=== Material to process ===
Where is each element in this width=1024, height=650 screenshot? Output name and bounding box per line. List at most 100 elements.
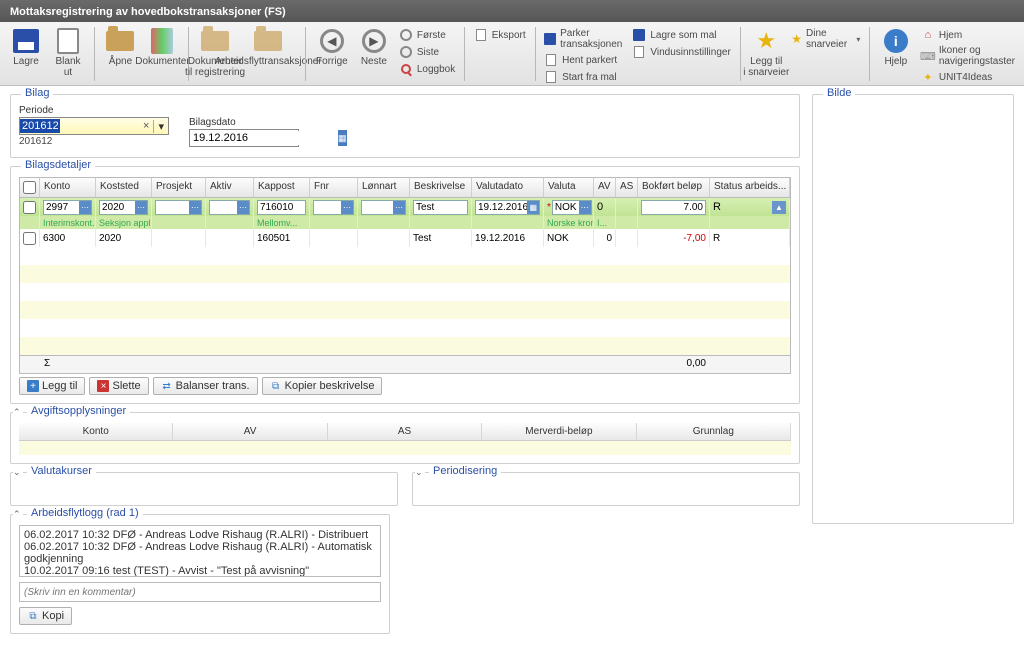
arrow-up-icon[interactable]: ▲	[772, 201, 786, 214]
calendar-icon[interactable]: ▦	[338, 130, 347, 146]
lookup-icon[interactable]: ⋯	[393, 201, 405, 214]
park-button[interactable]: Parker transaksjonen	[541, 27, 627, 51]
grid-footer: Σ 0,00	[20, 355, 790, 373]
avgift-panel: ⌃ Avgiftsopplysninger Konto AV AS Merver…	[10, 412, 800, 464]
previous-button[interactable]: ◀ Forrige	[312, 25, 352, 69]
copy-icon: ⧉	[270, 380, 282, 392]
lookup-icon[interactable]: ⋯	[79, 201, 91, 214]
export-button[interactable]: Eksport	[471, 27, 529, 43]
avgift-col-merverdi: Merverdi-beløp	[482, 423, 636, 440]
export-icon	[474, 28, 488, 42]
help-button[interactable]: i Hjelp	[876, 25, 916, 69]
grid-header: Konto Koststed Prosjekt Aktiv Kappost Fn…	[20, 178, 790, 198]
row-checkbox[interactable]	[23, 201, 36, 214]
calendar-icon[interactable]: ▦	[527, 201, 539, 214]
window-settings-button[interactable]: Vindusinnstillinger	[629, 44, 733, 60]
start-template-button[interactable]: Start fra mal	[541, 69, 627, 85]
add-row-button[interactable]: +Legg til	[19, 377, 85, 395]
icons-help-link[interactable]: ⌨Ikoner og navigeringstaster	[918, 44, 1018, 68]
add-shortcut-button[interactable]: ★ Legg til i snarveier	[746, 25, 786, 80]
col-beskrivelse[interactable]: Beskrivelse	[410, 178, 472, 197]
home-link[interactable]: ⌂Hjem	[918, 27, 1018, 43]
col-koststed[interactable]: Koststed	[96, 178, 152, 197]
collapse-icon[interactable]: ⌃	[13, 509, 23, 519]
bulb-icon: ✦	[921, 70, 935, 84]
col-prosjekt[interactable]: Prosjekt	[152, 178, 206, 197]
arrow-left-icon: ◀	[318, 27, 346, 55]
collapse-icon[interactable]: ⌄	[415, 467, 425, 477]
col-as[interactable]: AS	[616, 178, 638, 197]
clear-button[interactable]: Blank ut	[48, 25, 88, 80]
folder-small-icon	[544, 53, 558, 67]
periode-input[interactable]: × ▾	[19, 117, 169, 135]
select-all-checkbox[interactable]	[23, 181, 36, 194]
col-kappost[interactable]: Kappost	[254, 178, 310, 197]
col-konto[interactable]: Konto	[40, 178, 96, 197]
col-fnr[interactable]: Fnr	[310, 178, 358, 197]
doc-small-icon	[544, 70, 558, 84]
lookup-icon[interactable]: ⋯	[579, 201, 591, 214]
collapse-icon[interactable]: ⌄	[13, 467, 23, 477]
last-button[interactable]: Siste	[396, 44, 458, 60]
copy-log-button[interactable]: ⧉Kopi	[19, 607, 72, 625]
next-button[interactable]: ▶ Neste	[354, 25, 394, 69]
col-lonnart[interactable]: Lønnart	[358, 178, 410, 197]
first-icon	[399, 28, 413, 42]
periodisering-panel: ⌄ Periodisering	[412, 472, 800, 506]
balance-button[interactable]: ⇄Balanser trans.	[153, 377, 258, 395]
fetch-parked-button[interactable]: Hent parkert	[541, 52, 627, 68]
lookup-icon[interactable]: ⋯	[341, 201, 353, 214]
documents-button[interactable]: Dokumenter	[142, 25, 182, 69]
bilagsdato-input[interactable]: ▦	[189, 129, 299, 147]
col-aktiv[interactable]: Aktiv	[206, 178, 254, 197]
col-status[interactable]: Status arbeids...	[710, 178, 790, 197]
folder-open-icon	[106, 27, 134, 55]
unit4ideas-link[interactable]: ✦UNIT4Ideas	[918, 69, 1018, 85]
total-value: 0,00	[638, 356, 710, 373]
col-valutadato[interactable]: Valutadato	[472, 178, 544, 197]
row-checkbox[interactable]	[23, 232, 36, 245]
col-av[interactable]: AV	[594, 178, 616, 197]
col-bokfort[interactable]: Bokført beløp	[638, 178, 710, 197]
collapse-icon[interactable]: ⌃	[13, 407, 23, 417]
lookup-icon[interactable]: ⋯	[237, 201, 249, 214]
balance-icon: ⇄	[161, 380, 173, 392]
main-toolbar: Lagre Blank ut Åpne Dokumenter Dokumente…	[0, 22, 1024, 86]
comment-input[interactable]	[19, 582, 381, 602]
valutakurser-legend: Valutakurser	[27, 465, 96, 477]
chevron-down-icon[interactable]: ▾	[153, 120, 168, 133]
avgift-col-grunnlag: Grunnlag	[637, 423, 791, 440]
save-button[interactable]: Lagre	[6, 25, 46, 69]
folder-icon	[254, 27, 282, 55]
first-button[interactable]: Første	[396, 27, 458, 43]
lookup-icon[interactable]: ⋯	[135, 201, 147, 214]
window-titlebar: Mottaksregistrering av hovedbokstransaks…	[0, 0, 1024, 22]
table-row[interactable]: 2997⋯ 2020⋯ ⋯ ⋯ 716010 ⋯ ⋯ Test 19.12.20…	[20, 198, 790, 216]
logbook-button[interactable]: Loggbok	[396, 61, 458, 77]
sigma-label: Σ	[40, 356, 96, 373]
copy-description-button[interactable]: ⧉Kopier beskrivelse	[262, 377, 383, 395]
lookup-icon[interactable]: ⋯	[189, 201, 201, 214]
bilde-legend: Bilde	[823, 87, 855, 99]
avgift-col-av: AV	[173, 423, 327, 440]
col-valuta[interactable]: Valuta	[544, 178, 594, 197]
delete-row-button[interactable]: ×Slette	[89, 377, 148, 395]
your-shortcuts-button[interactable]: ★Dine snarveier▾	[788, 27, 863, 51]
bilagsdato-field[interactable]	[190, 131, 338, 145]
flytlogg-legend: Arbeidsflytlogg (rad 1)	[27, 507, 143, 519]
details-legend: Bilagsdetaljer	[21, 159, 95, 171]
log-textarea[interactable]: 06.02.2017 10:32 DFØ - Andreas Lodve Ris…	[19, 525, 381, 577]
workflow-button[interactable]: Arbeidsflyttransaksjoner	[237, 25, 299, 69]
disk-small-icon	[632, 28, 646, 42]
arrow-right-icon: ▶	[360, 27, 388, 55]
periode-field[interactable]	[20, 119, 60, 133]
gear-icon	[632, 45, 646, 59]
periode-clear-icon[interactable]: ×	[139, 120, 153, 132]
table-row[interactable]: 6300 2020 160501 Test 19.12.2016 NOK 0 -…	[20, 229, 790, 247]
save-template-button[interactable]: Lagre som mal	[629, 27, 733, 43]
star-icon: ★	[791, 32, 802, 46]
bilag-panel: Bilag Periode × ▾ 201612 Bilagsdato	[10, 94, 800, 158]
grid-body: 2997⋯ 2020⋯ ⋯ ⋯ 716010 ⋯ ⋯ Test 19.12.20…	[20, 198, 790, 355]
documents-register-button[interactable]: Dokumenter til registrering	[195, 25, 235, 80]
home-icon: ⌂	[921, 28, 935, 42]
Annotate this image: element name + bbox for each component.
===
## Your instructions
Change "screenshot" to "screen capture" throughout the data above and give all the lines again with nothing else altered. Leave the pictures out of your answer.

## Answer to this problem
Where is each element in this width=1024, height=650 screen capture? Output name and bounding box per line. List at most 100 elements.
arrow-up-icon[interactable]: ▲	[772, 201, 786, 214]
calendar-icon[interactable]: ▦	[338, 130, 347, 146]
lookup-icon[interactable]: ⋯	[393, 201, 405, 214]
park-button[interactable]: Parker transaksjonen	[541, 27, 627, 51]
grid-footer: Σ 0,00	[20, 355, 790, 373]
avgift-panel: ⌃ Avgiftsopplysninger Konto AV AS Merver…	[10, 412, 800, 464]
previous-button[interactable]: ◀ Forrige	[312, 25, 352, 69]
copy-icon: ⧉	[270, 380, 282, 392]
lookup-icon[interactable]: ⋯	[79, 201, 91, 214]
export-button[interactable]: Eksport	[471, 27, 529, 43]
avgift-col-merverdi: Merverdi-beløp	[482, 423, 636, 440]
export-icon	[474, 28, 488, 42]
help-button[interactable]: i Hjelp	[876, 25, 916, 69]
grid-header: Konto Koststed Prosjekt Aktiv Kappost Fn…	[20, 178, 790, 198]
row-checkbox[interactable]	[23, 201, 36, 214]
calendar-icon[interactable]: ▦	[527, 201, 539, 214]
window-settings-button[interactable]: Vindusinnstillinger	[629, 44, 733, 60]
start-template-button[interactable]: Start fra mal	[541, 69, 627, 85]
add-row-button[interactable]: +Legg til	[19, 377, 85, 395]
icons-help-link[interactable]: ⌨Ikoner og navigeringstaster	[918, 44, 1018, 68]
add-shortcut-button[interactable]: ★ Legg til i snarveier	[746, 25, 786, 80]
col-beskrivelse[interactable]: Beskrivelse	[410, 178, 472, 197]
home-link[interactable]: ⌂Hjem	[918, 27, 1018, 43]
col-koststed[interactable]: Koststed	[96, 178, 152, 197]
collapse-icon[interactable]: ⌃	[13, 509, 23, 519]
bulb-icon: ✦	[921, 70, 935, 84]
col-prosjekt[interactable]: Prosjekt	[152, 178, 206, 197]
arrow-left-icon: ◀	[318, 27, 346, 55]
collapse-icon[interactable]: ⌄	[415, 467, 425, 477]
col-as[interactable]: AS	[616, 178, 638, 197]
clear-button[interactable]: Blank ut	[48, 25, 88, 80]
folder-small-icon	[544, 53, 558, 67]
periode-input[interactable]: × ▾	[19, 117, 169, 135]
select-all-checkbox[interactable]	[23, 181, 36, 194]
col-kappost[interactable]: Kappost	[254, 178, 310, 197]
col-konto[interactable]: Konto	[40, 178, 96, 197]
col-fnr[interactable]: Fnr	[310, 178, 358, 197]
doc-small-icon	[544, 70, 558, 84]
lookup-icon[interactable]: ⋯	[579, 201, 591, 214]
collapse-icon[interactable]: ⌄	[13, 467, 23, 477]
last-button[interactable]: Siste	[396, 44, 458, 60]
copy-log-button[interactable]: ⧉Kopi	[19, 607, 72, 625]
next-button[interactable]: ▶ Neste	[354, 25, 394, 69]
col-lonnart[interactable]: Lønnart	[358, 178, 410, 197]
first-icon	[399, 28, 413, 42]
periodisering-panel: ⌄ Periodisering	[412, 472, 800, 506]
balance-button[interactable]: ⇄Balanser trans.	[153, 377, 258, 395]
fetch-parked-button[interactable]: Hent parkert	[541, 52, 627, 68]
lookup-icon[interactable]: ⋯	[341, 201, 353, 214]
documents-button[interactable]: Dokumenter	[142, 25, 182, 69]
bilagsdato-input[interactable]: ▦	[189, 129, 299, 147]
col-aktiv[interactable]: Aktiv	[206, 178, 254, 197]
col-status[interactable]: Status arbeids...	[710, 178, 790, 197]
folder-open-icon	[106, 27, 134, 55]
unit4ideas-link[interactable]: ✦UNIT4Ideas	[918, 69, 1018, 85]
total-value: 0,00	[638, 356, 710, 373]
col-valutadato[interactable]: Valutadato	[472, 178, 544, 197]
row-checkbox[interactable]	[23, 232, 36, 245]
col-av[interactable]: AV	[594, 178, 616, 197]
col-bokfort[interactable]: Bokført beløp	[638, 178, 710, 197]
collapse-icon[interactable]: ⌃	[13, 407, 23, 417]
lookup-icon[interactable]: ⋯	[237, 201, 249, 214]
balance-icon: ⇄	[161, 380, 173, 392]
main-toolbar: Lagre Blank ut Åpne Dokumenter Dokumente…	[0, 22, 1024, 86]
comment-input[interactable]	[19, 582, 381, 602]
valutakurser-legend: Valutakurser	[27, 465, 96, 477]
chevron-down-icon[interactable]: ▾	[153, 120, 168, 133]
avgift-col-grunnlag: Grunnlag	[637, 423, 791, 440]
save-button[interactable]: Lagre	[6, 25, 46, 69]
folder-icon	[254, 27, 282, 55]
first-button[interactable]: Første	[396, 27, 458, 43]
lookup-icon[interactable]: ⋯	[135, 201, 147, 214]
window-titlebar: Mottaksregistrering av hovedbokstransaks…	[0, 0, 1024, 22]
table-row[interactable]: 2997⋯ 2020⋯ ⋯ ⋯ 716010 ⋯ ⋯ Test 19.12.20…	[20, 198, 790, 216]
logbook-button[interactable]: Loggbok	[396, 61, 458, 77]
sigma-label: Σ	[40, 356, 96, 373]
copy-description-button[interactable]: ⧉Kopier beskrivelse	[262, 377, 383, 395]
lookup-icon[interactable]: ⋯	[189, 201, 201, 214]
bilde-legend: Bilde	[823, 87, 855, 99]
avgift-col-av: AV	[173, 423, 327, 440]
col-valuta[interactable]: Valuta	[544, 178, 594, 197]
delete-row-button[interactable]: ×Slette	[89, 377, 148, 395]
your-shortcuts-button[interactable]: ★Dine snarveier▾	[788, 27, 863, 51]
bilagsdato-field[interactable]	[190, 131, 338, 145]
flytlogg-legend: Arbeidsflytlogg (rad 1)	[27, 507, 143, 519]
details-legend: Bilagsdetaljer	[21, 159, 95, 171]
log-textarea[interactable]: 06.02.2017 10:32 DFØ - Andreas Lodve Ris…	[19, 525, 381, 577]
workflow-button[interactable]: Arbeidsflyttransaksjoner	[237, 25, 299, 69]
disk-small-icon	[632, 28, 646, 42]
arrow-right-icon: ▶	[360, 27, 388, 55]
periode-field[interactable]	[20, 119, 60, 133]
gear-icon	[632, 45, 646, 59]
periode-clear-icon[interactable]: ×	[139, 120, 153, 132]
table-row[interactable]: 6300 2020 160501 Test 19.12.2016 NOK 0 -…	[20, 229, 790, 247]
save-template-button[interactable]: Lagre som mal	[629, 27, 733, 43]
star-icon: ★	[791, 32, 802, 46]
bilag-panel: Bilag Periode × ▾ 201612 Bilagsdato	[10, 94, 800, 158]
grid-body: 2997⋯ 2020⋯ ⋯ ⋯ 716010 ⋯ ⋯ Test 19.12.20…	[20, 198, 790, 355]
documents-register-button[interactable]: Dokumenter til registrering	[195, 25, 235, 80]
home-icon: ⌂	[921, 28, 935, 42]
Annotate this image: element name + bbox for each component.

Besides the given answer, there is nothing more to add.